[Entries drawn from a collection]
******
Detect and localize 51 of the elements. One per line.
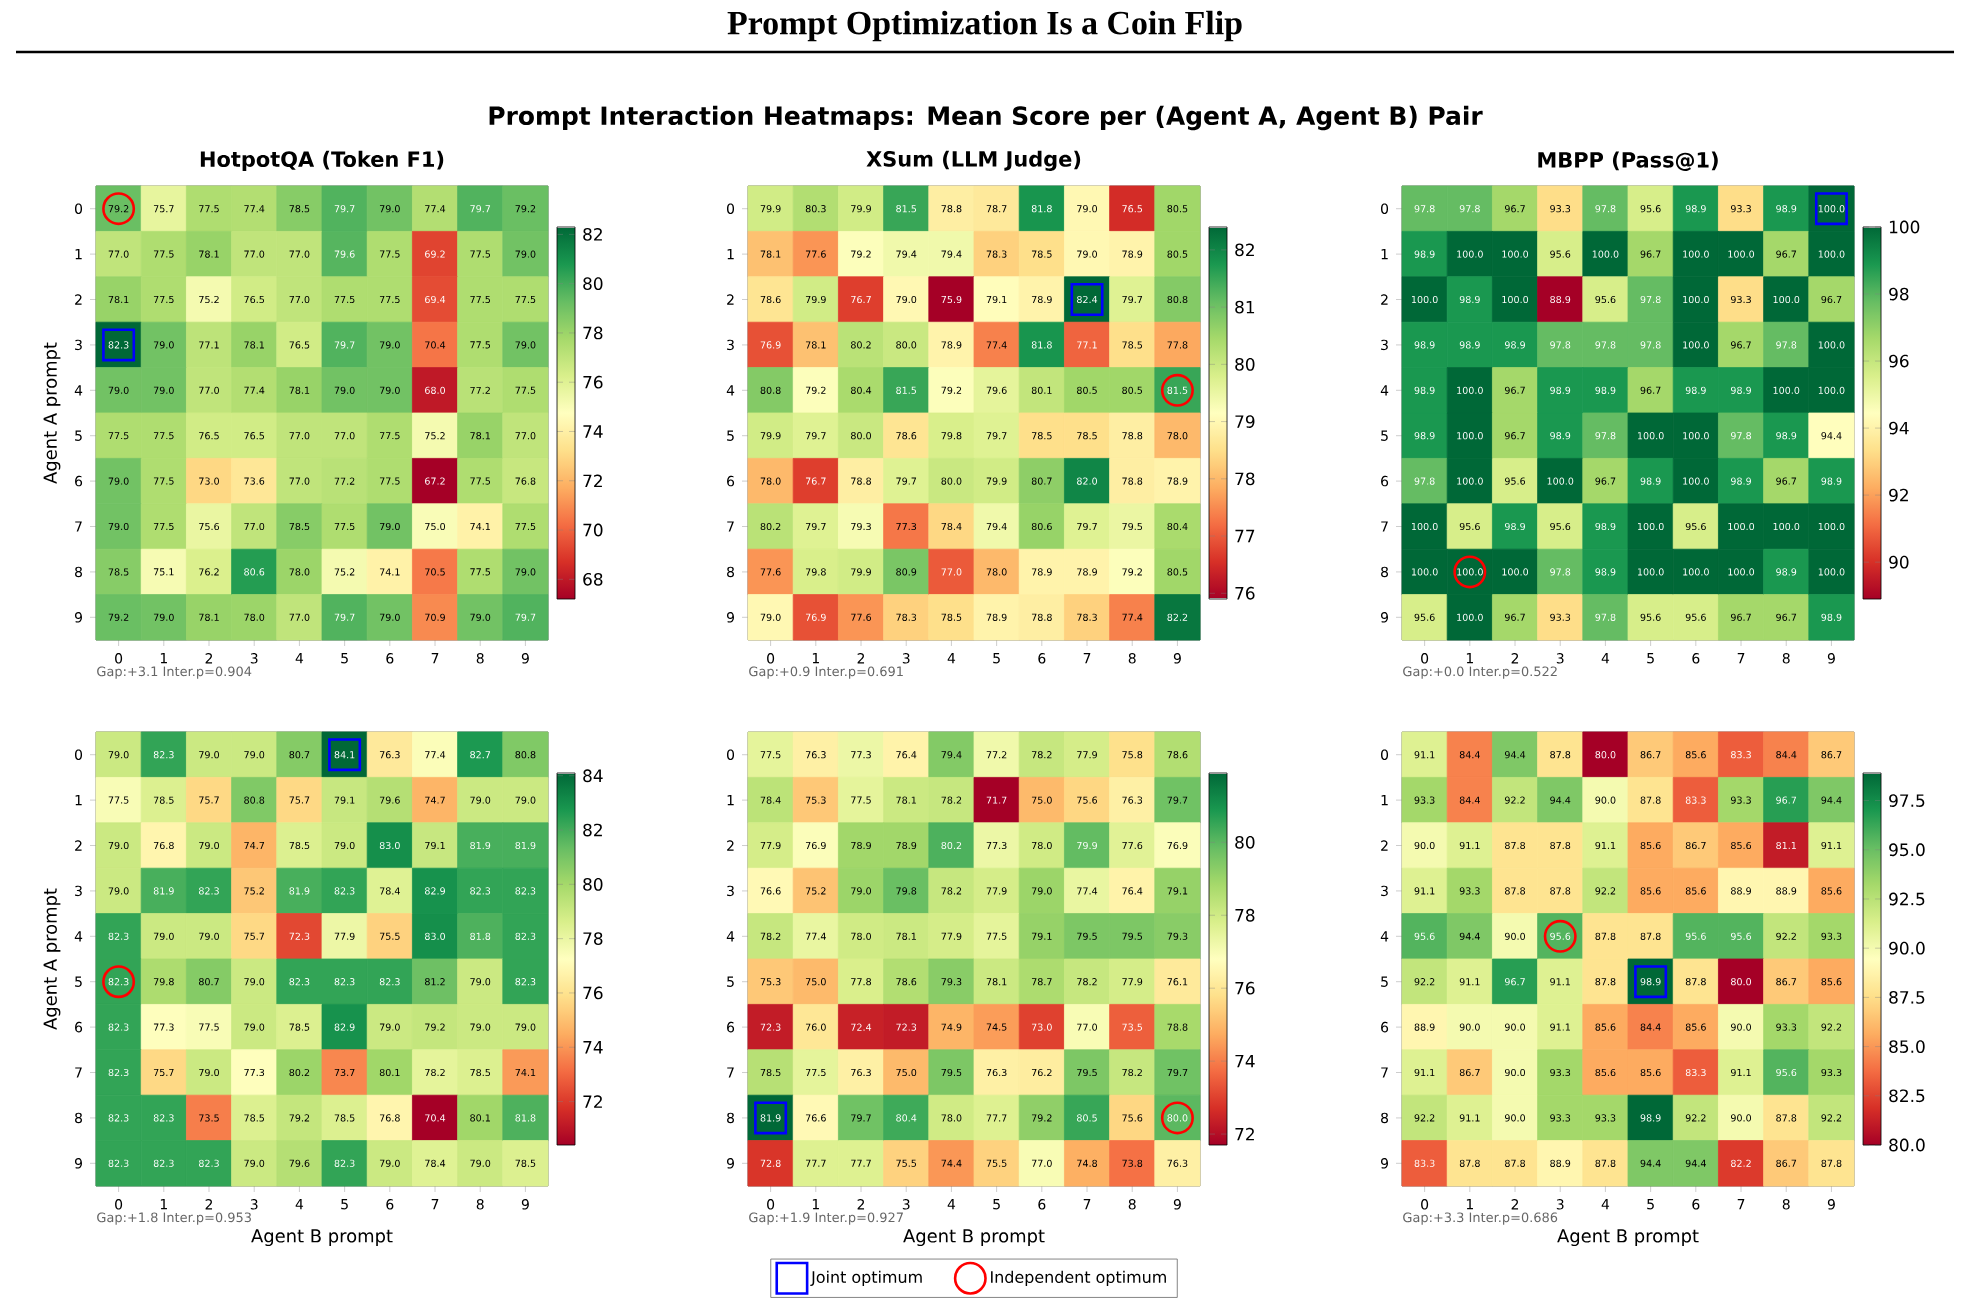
color-bar-label: 90.0: [1889, 941, 1925, 955]
color-bar-label: 70: [583, 523, 603, 537]
color-bar-label: 76: [583, 986, 603, 1000]
y-axis-title: Agent A prompt: [43, 888, 61, 1030]
color-bar-label: 92.5: [1889, 892, 1925, 906]
color-bar-label: 78: [1235, 472, 1255, 486]
color-bar-label: 74: [1235, 1054, 1255, 1068]
color-bar-label: 82: [1235, 243, 1254, 257]
color-bar-label: 80: [1235, 357, 1255, 371]
color-bar-label: 76: [583, 375, 603, 389]
color-bar-label: 78: [1235, 908, 1255, 922]
chart-title: XSum (LLM Judge): [866, 150, 1081, 171]
text: Prompt Interaction Heatmaps: Mean Score per (Agent A, Agent B) Pair: [489, 105, 1483, 131]
color-bar-label: 68: [583, 572, 603, 586]
text: Prompt Optimization Is a Coin Flip: [727, 10, 1242, 42]
color-bar-label: 92: [1889, 488, 1908, 502]
color-bar-label: 74: [583, 425, 603, 438]
color-bar-label: 96: [1889, 354, 1909, 368]
color-bar-label: 72: [1235, 1127, 1254, 1141]
color-bar-label: 80.0: [1889, 1138, 1925, 1152]
x-axis-title: Agent B prompt: [903, 1229, 1045, 1247]
color-bar-label: 82: [583, 823, 602, 837]
color-bar-label: 80: [583, 877, 603, 891]
color-bar-label: 72: [583, 1095, 602, 1108]
color-bar-label: 85.0: [1889, 1040, 1925, 1054]
color-bar-label: 72: [583, 474, 602, 488]
color-bar-label: 84: [583, 769, 603, 783]
x-axis-title: Agent B prompt: [1557, 1229, 1699, 1247]
color-bar-label: 80: [583, 277, 603, 291]
color-bar-label: 95.0: [1889, 843, 1925, 857]
color-bar-label: 82: [583, 227, 602, 241]
color-bar-label: 94: [1889, 421, 1909, 435]
color-bar-label: 79: [1235, 415, 1255, 428]
color-bar-label: 80: [1235, 835, 1255, 849]
color-bar-label: 76: [1235, 981, 1255, 995]
color-bar-label: 82.5: [1889, 1089, 1925, 1103]
color-bar-label: 97.5: [1889, 794, 1925, 807]
color-bar-label: 87.5: [1889, 990, 1925, 1004]
color-bar-label: 98: [1889, 287, 1909, 301]
x-axis-title: Agent B prompt: [251, 1229, 393, 1247]
chart-title: HotpotQA (Token F1): [200, 150, 444, 172]
color-bar-label: 100: [1889, 220, 1920, 234]
chart-title: MBPP (Pass@1): [1538, 151, 1718, 171]
y-axis-title: Agent A prompt: [43, 342, 61, 484]
color-bar-label: 74: [583, 1041, 603, 1054]
color-bar-label: 76: [1235, 586, 1255, 600]
color-bar-label: 78: [583, 932, 603, 946]
color-bar-label: 90: [1889, 555, 1909, 569]
color-bar-label: 78: [583, 326, 603, 340]
color-bar-label: 81: [1235, 300, 1255, 314]
color-bar-label: 77: [1235, 529, 1255, 543]
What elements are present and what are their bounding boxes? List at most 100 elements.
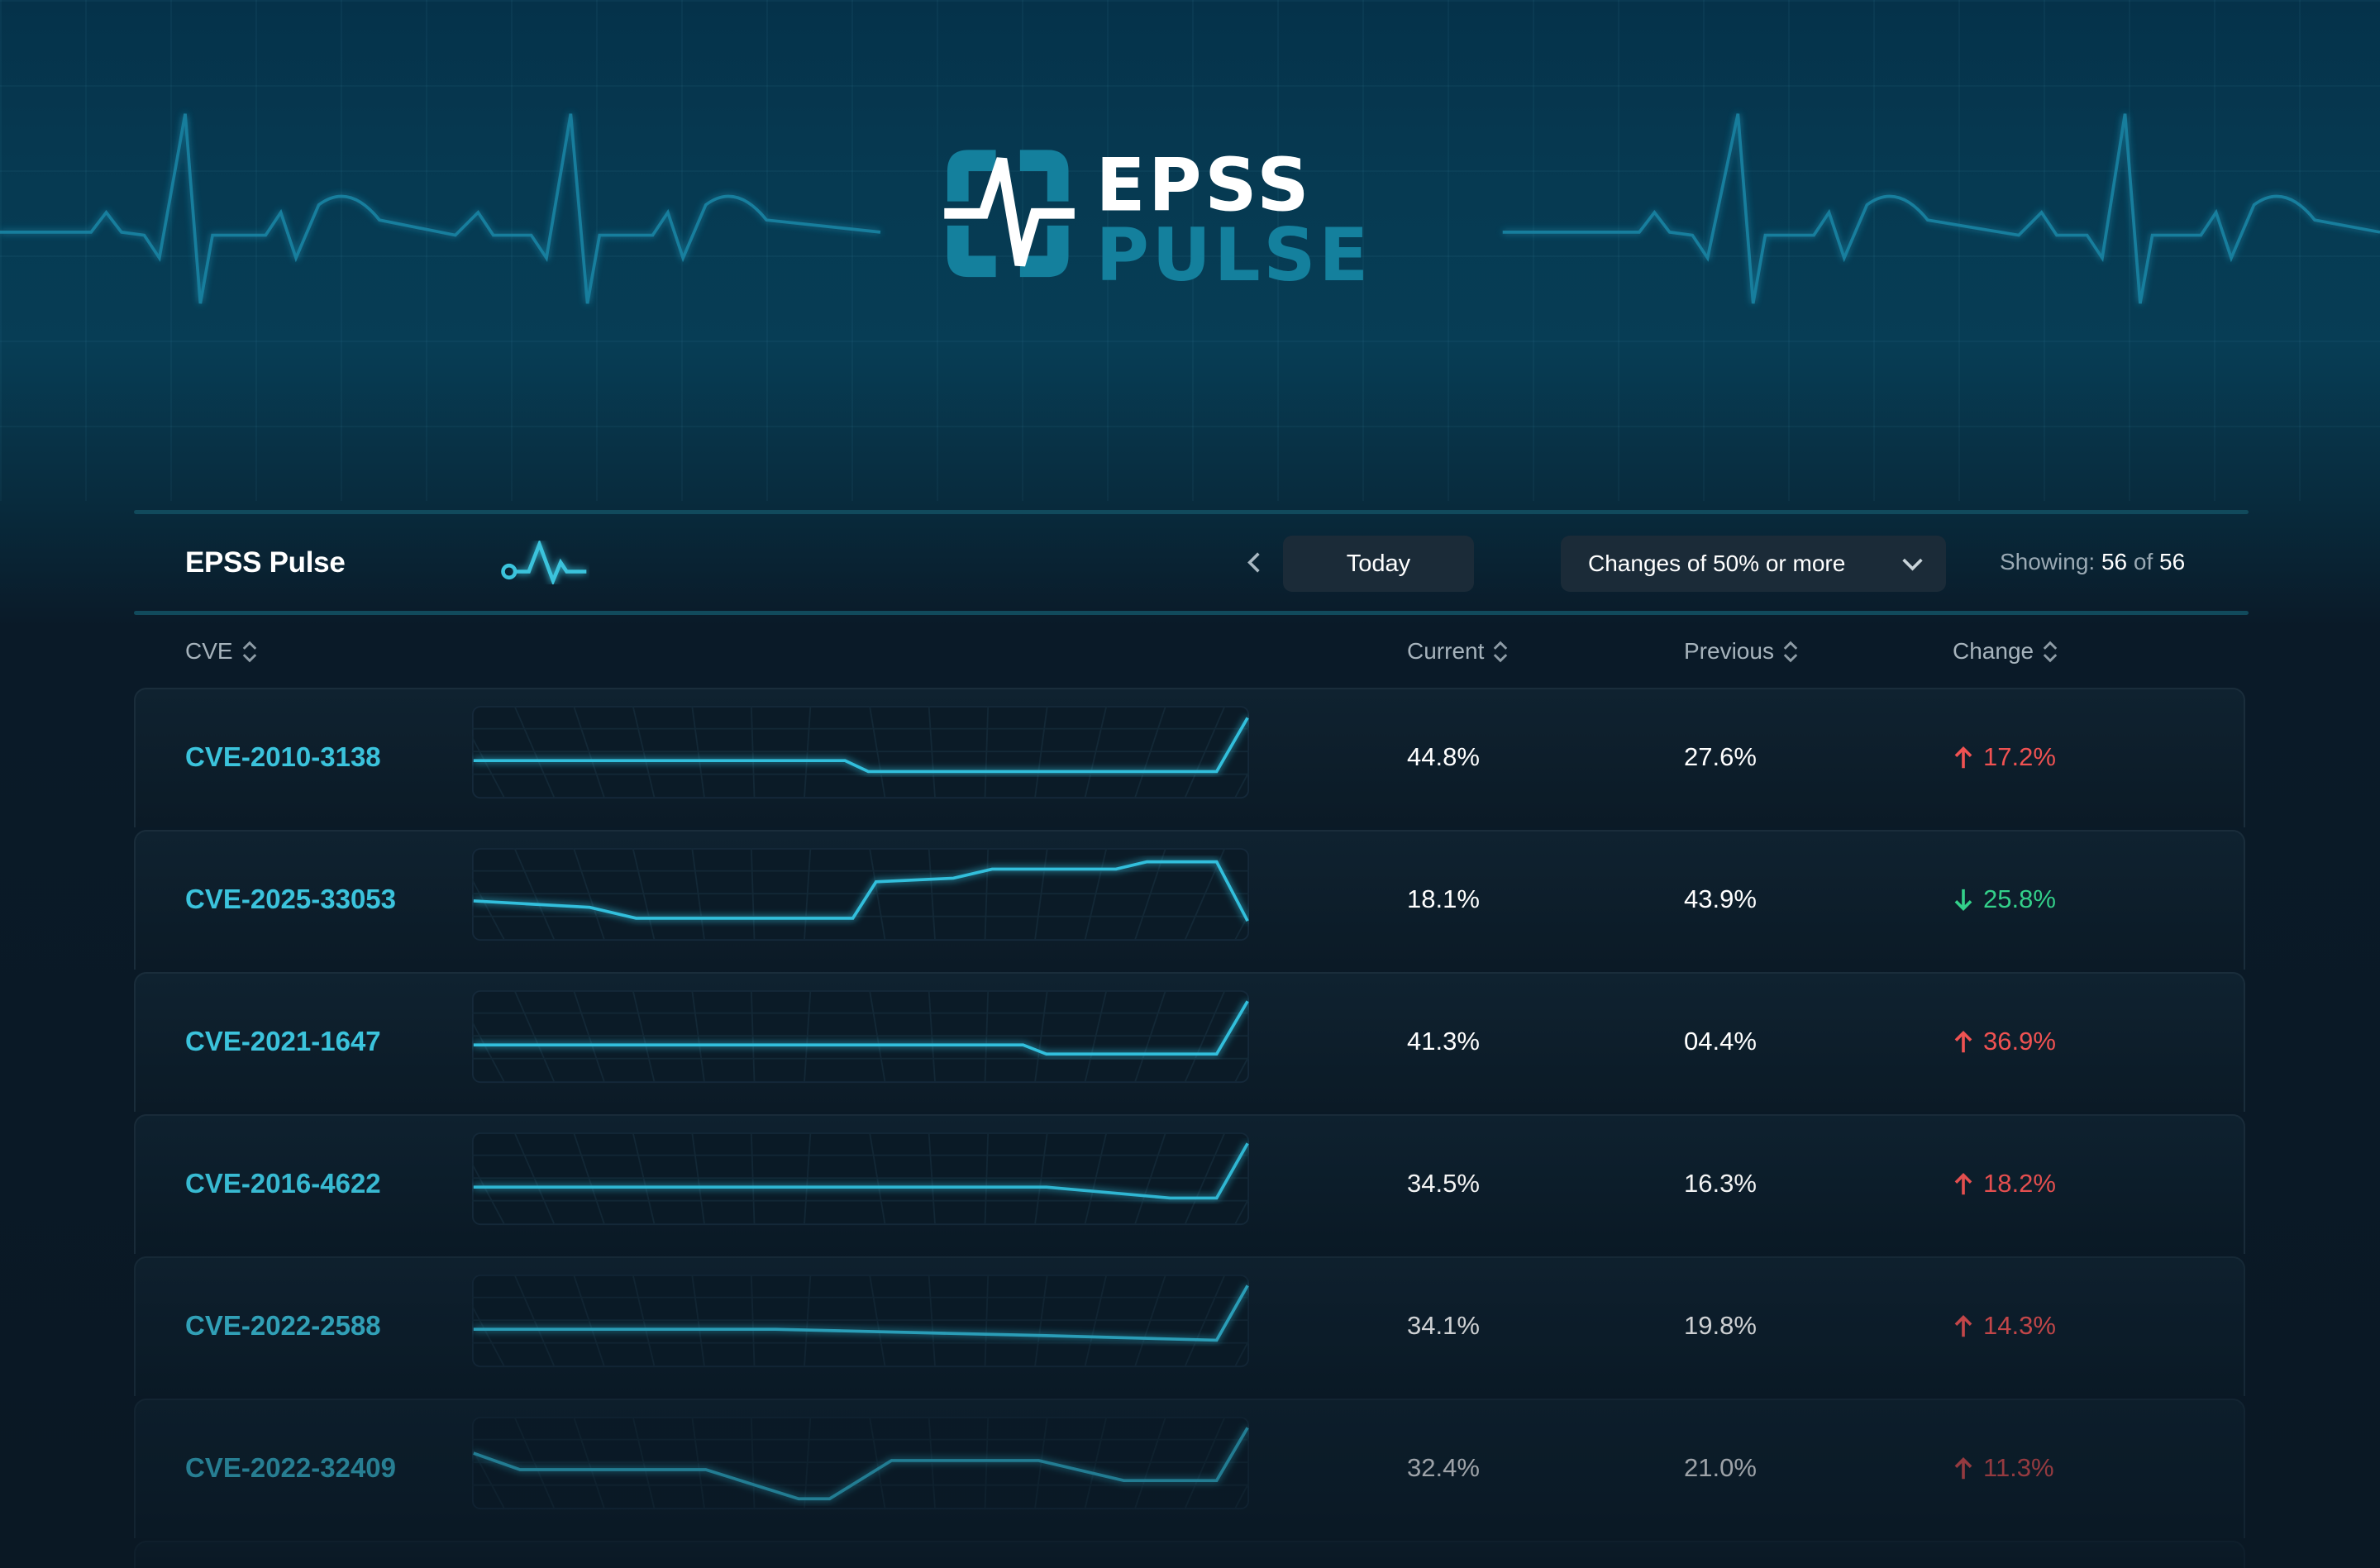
******
Exercise aim: Repeat all of the entries above verbatim, omitting the pictures from your reply.

Complete output:
Detect and localize 51 of the elements. One per line.
color-bar-label: 90.0: [1889, 941, 1925, 955]
color-bar-label: 70: [583, 523, 603, 537]
color-bar-label: 76: [583, 986, 603, 1000]
y-axis-title: Agent A prompt: [43, 888, 61, 1030]
color-bar-label: 92.5: [1889, 892, 1925, 906]
color-bar-label: 78: [1235, 472, 1255, 486]
color-bar-label: 74: [1235, 1054, 1255, 1068]
color-bar-label: 82: [1235, 243, 1254, 257]
color-bar-label: 80: [1235, 357, 1255, 371]
color-bar-label: 76: [583, 375, 603, 389]
color-bar-label: 78: [1235, 908, 1255, 922]
chart-title: XSum (LLM Judge): [866, 150, 1081, 171]
text: Prompt Interaction Heatmaps: Mean Score per (Agent A, Agent B) Pair: [489, 105, 1483, 131]
color-bar-label: 68: [583, 572, 603, 586]
text: Prompt Optimization Is a Coin Flip: [727, 10, 1242, 42]
color-bar-label: 92: [1889, 488, 1908, 502]
color-bar-label: 74: [583, 425, 603, 438]
color-bar-label: 96: [1889, 354, 1909, 368]
color-bar-label: 72: [1235, 1127, 1254, 1141]
color-bar-label: 80.0: [1889, 1138, 1925, 1152]
x-axis-title: Agent B prompt: [903, 1229, 1045, 1247]
color-bar-label: 82: [583, 823, 602, 837]
color-bar-label: 80: [583, 877, 603, 891]
color-bar-label: 72: [583, 1095, 602, 1108]
color-bar-label: 85.0: [1889, 1040, 1925, 1054]
color-bar-label: 72: [583, 474, 602, 488]
color-bar-label: 84: [583, 769, 603, 783]
x-axis-title: Agent B prompt: [1557, 1229, 1699, 1247]
color-bar-label: 80: [583, 277, 603, 291]
color-bar-label: 95.0: [1889, 843, 1925, 857]
color-bar-label: 82: [583, 227, 602, 241]
color-bar-label: 94: [1889, 421, 1909, 435]
color-bar-label: 79: [1235, 415, 1255, 428]
color-bar-label: 80: [1235, 835, 1255, 849]
color-bar-label: 76: [1235, 981, 1255, 995]
color-bar-label: 82.5: [1889, 1089, 1925, 1103]
color-bar-label: 97.5: [1889, 794, 1925, 807]
color-bar-label: 87.5: [1889, 990, 1925, 1004]
color-bar-label: 98: [1889, 287, 1909, 301]
x-axis-title: Agent B prompt: [251, 1229, 393, 1247]
chart-title: HotpotQA (Token F1): [200, 150, 444, 172]
color-bar-label: 100: [1889, 220, 1920, 234]
chart-title: MBPP (Pass@1): [1538, 151, 1718, 171]
y-axis-title: Agent A prompt: [43, 342, 61, 484]
color-bar-label: 74: [583, 1041, 603, 1054]
color-bar-label: 76: [1235, 586, 1255, 600]
color-bar-label: 78: [583, 932, 603, 946]
color-bar-label: 90: [1889, 555, 1909, 569]
color-bar-label: 78: [583, 326, 603, 340]
color-bar-label: 81: [1235, 300, 1255, 314]
color-bar-label: 77: [1235, 529, 1255, 543]
What elements are present and what are their bounding boxes? List at most 100 elements.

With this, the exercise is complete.